> **RECORD EXCERPTS**:

* * * * * * *

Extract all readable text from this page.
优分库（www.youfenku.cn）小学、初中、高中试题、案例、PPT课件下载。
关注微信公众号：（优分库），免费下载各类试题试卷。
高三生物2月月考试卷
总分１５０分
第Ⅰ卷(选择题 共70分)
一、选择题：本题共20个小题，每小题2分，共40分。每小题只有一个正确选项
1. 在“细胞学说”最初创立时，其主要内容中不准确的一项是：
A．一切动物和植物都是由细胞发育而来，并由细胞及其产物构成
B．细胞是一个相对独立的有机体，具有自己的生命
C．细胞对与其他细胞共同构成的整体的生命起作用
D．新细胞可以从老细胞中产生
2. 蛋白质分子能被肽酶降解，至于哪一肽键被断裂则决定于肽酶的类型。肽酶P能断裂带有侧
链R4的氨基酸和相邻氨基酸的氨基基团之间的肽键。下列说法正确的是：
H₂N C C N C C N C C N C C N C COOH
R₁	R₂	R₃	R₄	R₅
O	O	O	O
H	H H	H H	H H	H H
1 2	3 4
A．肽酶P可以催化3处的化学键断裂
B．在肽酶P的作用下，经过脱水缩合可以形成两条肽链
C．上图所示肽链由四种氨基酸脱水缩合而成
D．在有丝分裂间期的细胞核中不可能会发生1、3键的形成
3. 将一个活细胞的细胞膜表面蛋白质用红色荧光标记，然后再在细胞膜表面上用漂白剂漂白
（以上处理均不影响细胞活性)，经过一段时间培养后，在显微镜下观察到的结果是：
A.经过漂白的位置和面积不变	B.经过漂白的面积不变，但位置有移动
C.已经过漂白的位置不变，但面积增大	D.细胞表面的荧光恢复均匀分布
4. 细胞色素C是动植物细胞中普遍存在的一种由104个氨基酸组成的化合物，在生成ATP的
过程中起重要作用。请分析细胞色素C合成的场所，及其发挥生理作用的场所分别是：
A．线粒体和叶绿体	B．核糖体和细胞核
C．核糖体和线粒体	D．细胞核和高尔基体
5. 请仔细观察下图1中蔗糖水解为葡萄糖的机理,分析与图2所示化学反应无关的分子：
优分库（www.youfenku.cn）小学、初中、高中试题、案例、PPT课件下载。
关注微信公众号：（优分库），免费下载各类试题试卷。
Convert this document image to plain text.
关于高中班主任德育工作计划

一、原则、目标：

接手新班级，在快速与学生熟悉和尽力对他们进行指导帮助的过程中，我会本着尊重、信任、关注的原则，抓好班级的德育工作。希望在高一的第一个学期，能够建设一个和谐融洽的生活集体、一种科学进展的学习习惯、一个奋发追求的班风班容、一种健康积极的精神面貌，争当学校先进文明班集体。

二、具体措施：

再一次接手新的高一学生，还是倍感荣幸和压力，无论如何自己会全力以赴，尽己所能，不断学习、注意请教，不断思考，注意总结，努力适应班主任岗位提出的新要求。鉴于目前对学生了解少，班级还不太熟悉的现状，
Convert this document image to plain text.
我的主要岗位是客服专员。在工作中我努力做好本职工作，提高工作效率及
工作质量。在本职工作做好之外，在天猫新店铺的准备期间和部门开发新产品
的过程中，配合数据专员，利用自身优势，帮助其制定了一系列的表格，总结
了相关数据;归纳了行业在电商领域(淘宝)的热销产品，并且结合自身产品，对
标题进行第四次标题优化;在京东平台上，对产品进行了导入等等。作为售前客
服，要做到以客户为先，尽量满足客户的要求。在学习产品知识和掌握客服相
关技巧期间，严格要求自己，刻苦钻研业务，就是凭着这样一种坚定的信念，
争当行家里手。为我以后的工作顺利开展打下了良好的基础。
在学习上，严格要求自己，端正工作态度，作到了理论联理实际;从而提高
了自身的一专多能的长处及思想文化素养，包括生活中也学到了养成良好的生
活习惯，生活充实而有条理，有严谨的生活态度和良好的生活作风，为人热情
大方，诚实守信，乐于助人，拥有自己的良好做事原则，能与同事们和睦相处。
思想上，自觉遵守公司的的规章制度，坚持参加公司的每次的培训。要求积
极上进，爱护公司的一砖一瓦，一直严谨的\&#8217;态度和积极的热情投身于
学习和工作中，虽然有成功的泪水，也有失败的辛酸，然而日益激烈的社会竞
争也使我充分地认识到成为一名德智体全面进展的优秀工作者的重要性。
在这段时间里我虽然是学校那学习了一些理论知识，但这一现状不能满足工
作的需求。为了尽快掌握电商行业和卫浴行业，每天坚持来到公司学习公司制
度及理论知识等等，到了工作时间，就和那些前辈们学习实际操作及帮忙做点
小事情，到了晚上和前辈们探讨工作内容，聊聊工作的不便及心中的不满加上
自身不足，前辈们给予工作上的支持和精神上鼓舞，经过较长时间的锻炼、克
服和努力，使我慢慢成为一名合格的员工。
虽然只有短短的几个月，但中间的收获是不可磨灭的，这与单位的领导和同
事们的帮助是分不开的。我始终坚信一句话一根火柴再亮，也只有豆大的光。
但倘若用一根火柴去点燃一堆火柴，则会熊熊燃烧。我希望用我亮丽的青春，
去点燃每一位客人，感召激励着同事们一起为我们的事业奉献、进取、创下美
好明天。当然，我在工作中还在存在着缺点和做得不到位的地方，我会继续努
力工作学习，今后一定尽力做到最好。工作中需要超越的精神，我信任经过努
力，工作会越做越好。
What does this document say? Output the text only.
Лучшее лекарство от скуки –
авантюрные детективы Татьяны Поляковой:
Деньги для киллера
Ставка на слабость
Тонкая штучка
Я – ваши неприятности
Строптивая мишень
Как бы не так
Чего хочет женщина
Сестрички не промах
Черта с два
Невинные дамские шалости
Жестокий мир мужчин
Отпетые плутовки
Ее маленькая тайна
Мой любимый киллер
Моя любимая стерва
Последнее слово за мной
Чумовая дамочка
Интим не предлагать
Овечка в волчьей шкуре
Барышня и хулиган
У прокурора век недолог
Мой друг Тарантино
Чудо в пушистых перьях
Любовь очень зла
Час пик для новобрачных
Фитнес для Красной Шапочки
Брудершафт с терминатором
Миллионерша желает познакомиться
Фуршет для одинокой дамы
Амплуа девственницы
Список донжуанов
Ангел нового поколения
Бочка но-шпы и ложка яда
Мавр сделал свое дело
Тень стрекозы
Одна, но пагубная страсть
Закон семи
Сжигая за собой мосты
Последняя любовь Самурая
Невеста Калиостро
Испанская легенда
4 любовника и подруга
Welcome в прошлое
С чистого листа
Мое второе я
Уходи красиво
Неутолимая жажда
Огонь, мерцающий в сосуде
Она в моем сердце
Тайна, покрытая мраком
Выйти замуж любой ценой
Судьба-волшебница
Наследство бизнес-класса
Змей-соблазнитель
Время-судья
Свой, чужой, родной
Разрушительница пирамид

* * * * * * *

> **OBJECTIVE**:
Every record should be repeated exactly; please leave none out.

> **SOLVED EXERCISE**:
Extract all readable text from this page.
优分库（www.youfenku.cn）小学、初中、高中试题、案例、PPT课件下载。
关注微信公众号：（优分库），免费下载各类试题试卷。
高三生物2月月考试卷
总分１５０分
第Ⅰ卷(选择题 共70分)
一、选择题：本题共20个小题，每小题2分，共40分。每小题只有一个正确选项
1. 在“细胞学说”最初创立时，其主要内容中不准确的一项是：
A．一切动物和植物都是由细胞发育而来，并由细胞及其产物构成
B．细胞是一个相对独立的有机体，具有自己的生命
C．细胞对与其他细胞共同构成的整体的生命起作用
D．新细胞可以从老细胞中产生
2. 蛋白质分子能被肽酶降解，至于哪一肽键被断裂则决定于肽酶的类型。肽酶P能断裂带有侧
链R4的氨基酸和相邻氨基酸的氨基基团之间的肽键。下列说法正确的是：
H₂N C C N C C N C C N C C N C COOH
R₁	R₂	R₃	R₄	R₅
O	O	O	O
H	H H	H H	H H	H H
1 2	3 4
A．肽酶P可以催化3处的化学键断裂
B．在肽酶P的作用下，经过脱水缩合可以形成两条肽链
C．上图所示肽链由四种氨基酸脱水缩合而成
D．在有丝分裂间期的细胞核中不可能会发生1、3键的形成
3. 将一个活细胞的细胞膜表面蛋白质用红色荧光标记，然后再在细胞膜表面上用漂白剂漂白
（以上处理均不影响细胞活性)，经过一段时间培养后，在显微镜下观察到的结果是：
A.经过漂白的位置和面积不变	B.经过漂白的面积不变，但位置有移动
C.已经过漂白的位置不变，但面积增大	D.细胞表面的荧光恢复均匀分布
4. 细胞色素C是动植物细胞中普遍存在的一种由104个氨基酸组成的化合物，在生成ATP的
过程中起重要作用。请分析细胞色素C合成的场所，及其发挥生理作用的场所分别是：
A．线粒体和叶绿体	B．核糖体和细胞核
C．核糖体和线粒体	D．细胞核和高尔基体
5. 请仔细观察下图1中蔗糖水解为葡萄糖的机理,分析与图2所示化学反应无关的分子：
优分库（www.youfenku.cn）小学、初中、高中试题、案例、PPT课件下载。
关注微信公众号：（优分库），免费下载各类试题试卷。
Convert this document image to plain text.
关于高中班主任德育工作计划

一、原则、目标：

接手新班级，在快速与学生熟悉和尽力对他们进行指导帮助的过程中，我会本着尊重、信任、关注的原则，抓好班级的德育工作。希望在高一的第一个学期，能够建设一个和谐融洽的生活集体、一种科学进展的学习习惯、一个奋发追求的班风班容、一种健康积极的精神面貌，争当学校先进文明班集体。

二、具体措施：

再一次接手新的高一学生，还是倍感荣幸和压力，无论如何自己会全力以赴，尽己所能，不断学习、注意请教，不断思考，注意总结，努力适应班主任岗位提出的新要求。鉴于目前对学生了解少，班级还不太熟悉的现状，
Convert this document image to plain text.
我的主要岗位是客服专员。在工作中我努力做好本职工作，提高工作效率及
工作质量。在本职工作做好之外，在天猫新店铺的准备期间和部门开发新产品
的过程中，配合数据专员，利用自身优势，帮助其制定了一系列的表格，总结
了相关数据;归纳了行业在电商领域(淘宝)的热销产品，并且结合自身产品，对
标题进行第四次标题优化;在京东平台上，对产品进行了导入等等。作为售前客
服，要做到以客户为先，尽量满足客户的要求。在学习产品知识和掌握客服相
关技巧期间，严格要求自己，刻苦钻研业务，就是凭着这样一种坚定的信念，
争当行家里手。为我以后的工作顺利开展打下了良好的基础。
在学习上，严格要求自己，端正工作态度，作到了理论联理实际;从而提高
了自身的一专多能的长处及思想文化素养，包括生活中也学到了养成良好的生
活习惯，生活充实而有条理，有严谨的生活态度和良好的生活作风，为人热情
大方，诚实守信，乐于助人，拥有自己的良好做事原则，能与同事们和睦相处。
思想上，自觉遵守公司的的规章制度，坚持参加公司的每次的培训。要求积
极上进，爱护公司的一砖一瓦，一直严谨的\&#8217;态度和积极的热情投身于
学习和工作中，虽然有成功的泪水，也有失败的辛酸，然而日益激烈的社会竞
争也使我充分地认识到成为一名德智体全面进展的优秀工作者的重要性。
在这段时间里我虽然是学校那学习了一些理论知识，但这一现状不能满足工
作的需求。为了尽快掌握电商行业和卫浴行业，每天坚持来到公司学习公司制
度及理论知识等等，到了工作时间，就和那些前辈们学习实际操作及帮忙做点
小事情，到了晚上和前辈们探讨工作内容，聊聊工作的不便及心中的不满加上
自身不足，前辈们给予工作上的支持和精神上鼓舞，经过较长时间的锻炼、克
服和努力，使我慢慢成为一名合格的员工。
虽然只有短短的几个月，但中间的收获是不可磨灭的，这与单位的领导和同
事们的帮助是分不开的。我始终坚信一句话一根火柴再亮，也只有豆大的光。
但倘若用一根火柴去点燃一堆火柴，则会熊熊燃烧。我希望用我亮丽的青春，
去点燃每一位客人，感召激励着同事们一起为我们的事业奉献、进取、创下美
好明天。当然，我在工作中还在存在着缺点和做得不到位的地方，我会继续努
力工作学习，今后一定尽力做到最好。工作中需要超越的精神，我信任经过努
力，工作会越做越好。
What does this document say? Output the text only.
Лучшее лекарство от скуки –
авантюрные детективы Татьяны Поляковой:
Деньги для киллера
Ставка на слабость
Тонкая штучка
Я – ваши неприятности
Строптивая мишень
Как бы не так
Чего хочет женщина
Сестрички не промах
Черта с два
Невинные дамские шалости
Жестокий мир мужчин
Отпетые плутовки
Ее маленькая тайна
Мой любимый киллер
Моя любимая стерва
Последнее слово за мной
Чумовая дамочка
Интим не предлагать
Овечка в волчьей шкуре
Барышня и хулиган
У прокурора век недолог
Мой друг Тарантино
Чудо в пушистых перьях
Любовь очень зла
Час пик для новобрачных
Фитнес для Красной Шапочки
Брудершафт с терминатором
Миллионерша желает познакомиться
Фуршет для одинокой дамы
Амплуа девственницы
Список донжуанов
Ангел нового поколения
Бочка но-шпы и ложка яда
Мавр сделал свое дело
Тень стрекозы
Одна, но пагубная страсть
Закон семи
Сжигая за собой мосты
Последняя любовь Самурая
Невеста Калиостро
Испанская легенда
4 любовника и подруга
Welcome в прошлое
С чистого листа
Мое второе я
Уходи красиво
Неутолимая жажда
Огонь, мерцающий в сосуде
Она в моем сердце
Тайна, покрытая мраком
Выйти замуж любой ценой
Судьба-волшебница
Наследство бизнес-класса
Змей-соблазнитель
Время-судья
Свой, чужой, родной
Разрушительница пирамид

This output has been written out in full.